Saved data entries:
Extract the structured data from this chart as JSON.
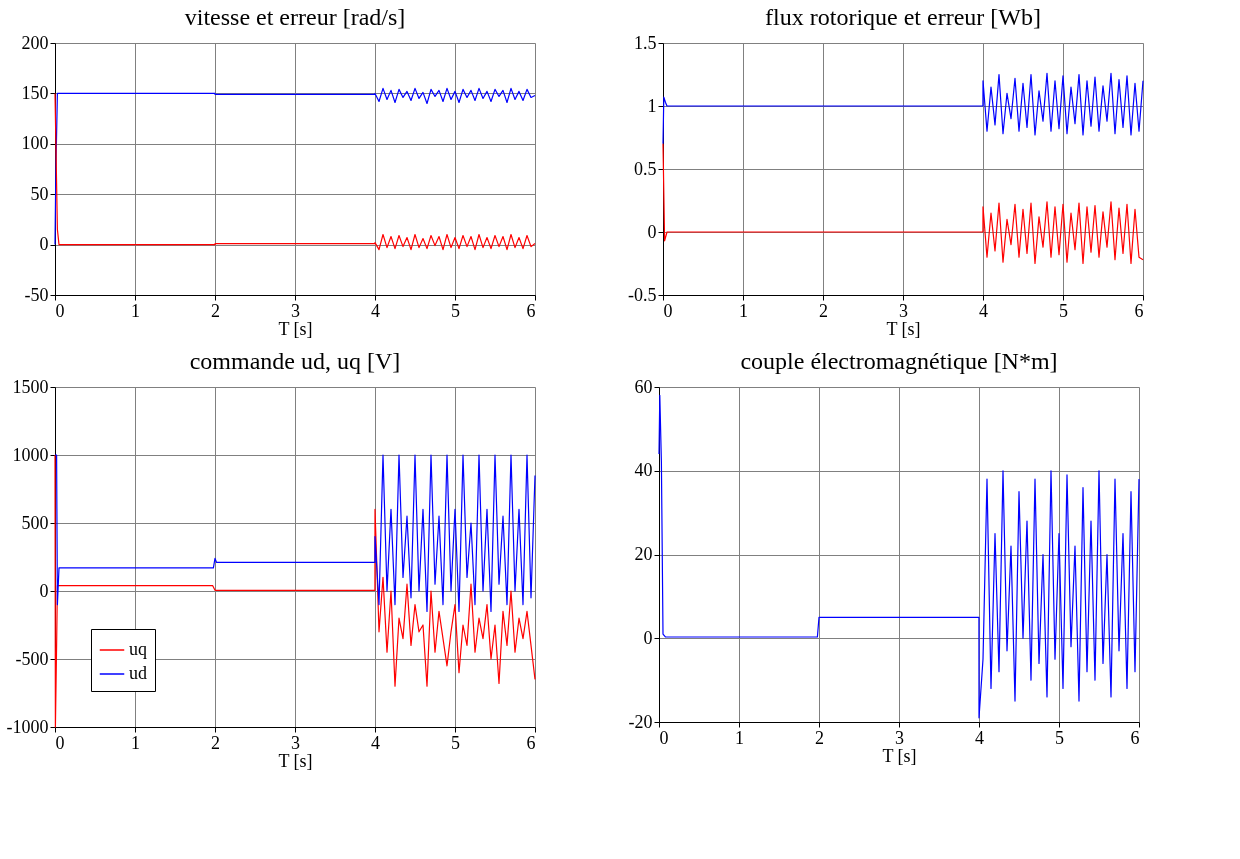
{
  "chart_data": [
    {
      "type": "line",
      "title": "vitesse et erreur [rad/s]",
      "xlabel": "T [s]",
      "xlim": [
        0,
        6
      ],
      "xticks": [
        0,
        1,
        2,
        3,
        4,
        5,
        6
      ],
      "ylim": [
        -50,
        200
      ],
      "yticks": [
        -50,
        0,
        50,
        100,
        150,
        200
      ],
      "grid": true,
      "series": [
        {
          "color": "#0000ff",
          "x": [
            0,
            0.01,
            0.03,
            2,
            2.001,
            3.999,
            4,
            4.05,
            4.1,
            4.15,
            4.2,
            4.25,
            4.3,
            4.35,
            4.4,
            4.45,
            4.5,
            4.55,
            4.6,
            4.65,
            4.7,
            4.75,
            4.8,
            4.85,
            4.9,
            4.95,
            5,
            5.05,
            5.1,
            5.15,
            5.2,
            5.25,
            5.3,
            5.35,
            5.4,
            5.45,
            5.5,
            5.55,
            5.6,
            5.65,
            5.7,
            5.75,
            5.8,
            5.85,
            5.9,
            5.95,
            6
          ],
          "values": [
            0,
            70,
            150,
            150,
            149,
            149,
            150,
            142,
            155,
            144,
            153,
            141,
            154,
            146,
            152,
            143,
            155,
            145,
            151,
            140,
            154,
            147,
            153,
            142,
            155,
            144,
            152,
            141,
            154,
            146,
            153,
            143,
            155,
            145,
            152,
            142,
            154,
            147,
            153,
            141,
            155,
            144,
            152,
            143,
            154,
            146,
            148
          ]
        },
        {
          "color": "#ff0000",
          "x": [
            0,
            0.03,
            0.05,
            2,
            2.001,
            3.999,
            4,
            4.05,
            4.1,
            4.15,
            4.2,
            4.25,
            4.3,
            4.35,
            4.4,
            4.45,
            4.5,
            4.55,
            4.6,
            4.65,
            4.7,
            4.75,
            4.8,
            4.85,
            4.9,
            4.95,
            5,
            5.05,
            5.1,
            5.15,
            5.2,
            5.25,
            5.3,
            5.35,
            5.4,
            5.45,
            5.5,
            5.55,
            5.6,
            5.65,
            5.7,
            5.75,
            5.8,
            5.85,
            5.9,
            5.95,
            6
          ],
          "values": [
            150,
            15,
            0,
            0,
            1,
            1,
            2,
            -5,
            10,
            -3,
            8,
            -4,
            9,
            -2,
            7,
            -5,
            10,
            -3,
            6,
            -4,
            9,
            -1,
            8,
            -5,
            10,
            -3,
            7,
            -4,
            9,
            -2,
            8,
            -5,
            10,
            -3,
            7,
            -4,
            9,
            -2,
            8,
            -5,
            10,
            -3,
            7,
            -4,
            9,
            -2,
            1
          ]
        }
      ]
    },
    {
      "type": "line",
      "title": "flux rotorique et erreur [Wb]",
      "xlabel": "T [s]",
      "xlim": [
        0,
        6
      ],
      "xticks": [
        0,
        1,
        2,
        3,
        4,
        5,
        6
      ],
      "ylim": [
        -0.5,
        1.5
      ],
      "yticks": [
        -0.5,
        0,
        0.5,
        1,
        1.5
      ],
      "grid": true,
      "series": [
        {
          "color": "#0000ff",
          "x": [
            0,
            0.01,
            0.03,
            0.05,
            3.999,
            4,
            4.05,
            4.1,
            4.15,
            4.2,
            4.25,
            4.3,
            4.35,
            4.4,
            4.45,
            4.5,
            4.55,
            4.6,
            4.65,
            4.7,
            4.75,
            4.8,
            4.85,
            4.9,
            4.95,
            5,
            5.05,
            5.1,
            5.15,
            5.2,
            5.25,
            5.3,
            5.35,
            5.4,
            5.45,
            5.5,
            5.55,
            5.6,
            5.65,
            5.7,
            5.75,
            5.8,
            5.85,
            5.9,
            5.95,
            6
          ],
          "values": [
            0.7,
            1.07,
            1.03,
            1,
            1,
            1.2,
            0.8,
            1.15,
            0.85,
            1.25,
            0.78,
            1.1,
            0.9,
            1.22,
            0.8,
            1.18,
            0.83,
            1.25,
            0.77,
            1.12,
            0.88,
            1.26,
            0.8,
            1.2,
            0.82,
            1.24,
            0.78,
            1.15,
            0.86,
            1.25,
            0.77,
            1.2,
            0.84,
            1.23,
            0.8,
            1.16,
            0.88,
            1.26,
            0.78,
            1.21,
            0.83,
            1.24,
            0.77,
            1.18,
            0.8,
            1.2
          ]
        },
        {
          "color": "#ff0000",
          "x": [
            0,
            0.02,
            0.05,
            3.999,
            4,
            4.05,
            4.1,
            4.15,
            4.2,
            4.25,
            4.3,
            4.35,
            4.4,
            4.45,
            4.5,
            4.55,
            4.6,
            4.65,
            4.7,
            4.75,
            4.8,
            4.85,
            4.9,
            4.95,
            5,
            5.05,
            5.1,
            5.15,
            5.2,
            5.25,
            5.3,
            5.35,
            5.4,
            5.45,
            5.5,
            5.55,
            5.6,
            5.65,
            5.7,
            5.75,
            5.8,
            5.85,
            5.9,
            5.95,
            6
          ],
          "values": [
            0.7,
            -0.07,
            0,
            0,
            0.2,
            -0.2,
            0.15,
            -0.15,
            0.23,
            -0.24,
            0.1,
            -0.1,
            0.22,
            -0.2,
            0.18,
            -0.17,
            0.23,
            -0.25,
            0.12,
            -0.12,
            0.24,
            -0.2,
            0.2,
            -0.18,
            0.22,
            -0.24,
            0.15,
            -0.14,
            0.23,
            -0.25,
            0.2,
            -0.16,
            0.21,
            -0.2,
            0.16,
            -0.12,
            0.24,
            -0.22,
            0.19,
            -0.17,
            0.22,
            -0.25,
            0.18,
            -0.2,
            -0.22
          ]
        }
      ]
    },
    {
      "type": "line",
      "title": "commande ud, uq [V]",
      "xlabel": "T [s]",
      "xlim": [
        0,
        6
      ],
      "xticks": [
        0,
        1,
        2,
        3,
        4,
        5,
        6
      ],
      "ylim": [
        -1000,
        1500
      ],
      "yticks": [
        -1000,
        -500,
        0,
        500,
        1000,
        1500
      ],
      "grid": true,
      "legend": "bottom left",
      "series": [
        {
          "name": "uq",
          "color": "#ff0000",
          "x": [
            0,
            0.005,
            0.02,
            0.03,
            1.97,
            2,
            3.999,
            4,
            4.05,
            4.1,
            4.15,
            4.2,
            4.25,
            4.3,
            4.35,
            4.4,
            4.45,
            4.5,
            4.55,
            4.6,
            4.65,
            4.7,
            4.75,
            4.8,
            4.85,
            4.9,
            4.95,
            5,
            5.05,
            5.1,
            5.15,
            5.2,
            5.25,
            5.3,
            5.35,
            5.4,
            5.45,
            5.5,
            5.55,
            5.6,
            5.65,
            5.7,
            5.75,
            5.8,
            5.85,
            5.9,
            5.95,
            6
          ],
          "values": [
            1000,
            -1000,
            -400,
            40,
            40,
            5,
            5,
            600,
            -300,
            100,
            -450,
            0,
            -700,
            -200,
            -350,
            50,
            -400,
            -100,
            -300,
            -250,
            -700,
            0,
            -450,
            -150,
            -350,
            -550,
            -300,
            -100,
            -600,
            -250,
            -400,
            50,
            -450,
            -200,
            -350,
            -100,
            -500,
            -250,
            -680,
            -150,
            -400,
            0,
            -450,
            -200,
            -350,
            -150,
            -400,
            -650
          ]
        },
        {
          "name": "ud",
          "color": "#0000ff",
          "x": [
            0,
            0.02,
            0.03,
            0.05,
            1.98,
            2,
            2.02,
            3.999,
            4,
            4.05,
            4.1,
            4.15,
            4.2,
            4.25,
            4.3,
            4.35,
            4.4,
            4.45,
            4.5,
            4.55,
            4.6,
            4.65,
            4.7,
            4.75,
            4.8,
            4.85,
            4.9,
            4.95,
            5,
            5.05,
            5.1,
            5.15,
            5.2,
            5.25,
            5.3,
            5.35,
            5.4,
            5.45,
            5.5,
            5.55,
            5.6,
            5.65,
            5.7,
            5.75,
            5.8,
            5.85,
            5.9,
            5.95,
            6
          ],
          "values": [
            1000,
            1000,
            -100,
            170,
            170,
            240,
            210,
            210,
            400,
            -100,
            1000,
            0,
            600,
            -100,
            1000,
            100,
            550,
            -50,
            1000,
            0,
            600,
            -150,
            1000,
            50,
            550,
            -100,
            1000,
            0,
            600,
            -150,
            1000,
            100,
            500,
            -100,
            1000,
            0,
            600,
            -150,
            1000,
            50,
            550,
            -100,
            1000,
            0,
            600,
            -100,
            1000,
            -50,
            850
          ]
        }
      ]
    },
    {
      "type": "line",
      "title": "couple électromagnétique [N*m]",
      "xlabel": "T [s]",
      "xlim": [
        0,
        6
      ],
      "xticks": [
        0,
        1,
        2,
        3,
        4,
        5,
        6
      ],
      "ylim": [
        -20,
        60
      ],
      "yticks": [
        -20,
        0,
        20,
        40,
        60
      ],
      "grid": true,
      "series": [
        {
          "color": "#0000ff",
          "x": [
            0,
            0.01,
            0.03,
            0.05,
            0.08,
            1.98,
            2,
            3.999,
            4,
            4.05,
            4.1,
            4.15,
            4.2,
            4.25,
            4.3,
            4.35,
            4.4,
            4.45,
            4.5,
            4.55,
            4.6,
            4.65,
            4.7,
            4.75,
            4.8,
            4.85,
            4.9,
            4.95,
            5,
            5.05,
            5.1,
            5.15,
            5.2,
            5.25,
            5.3,
            5.35,
            5.4,
            5.45,
            5.5,
            5.55,
            5.6,
            5.65,
            5.7,
            5.75,
            5.8,
            5.85,
            5.9,
            5.95,
            6
          ],
          "values": [
            44,
            58,
            42,
            1,
            0.3,
            0.3,
            5,
            5,
            -19,
            -5,
            38,
            -12,
            25,
            -8,
            40,
            -3,
            22,
            -15,
            35,
            0,
            28,
            -10,
            38,
            -6,
            20,
            -14,
            40,
            -5,
            25,
            -12,
            39,
            -2,
            22,
            -15,
            36,
            -8,
            28,
            -10,
            40,
            -6,
            20,
            -14,
            38,
            -3,
            25,
            -12,
            35,
            -8,
            38
          ]
        }
      ]
    }
  ]
}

*WRITTEN EXERCISE*. How many of the listing's lines contain "title"? Respond with a single number and nothing else.

*SOLVED EXERCISE*. 4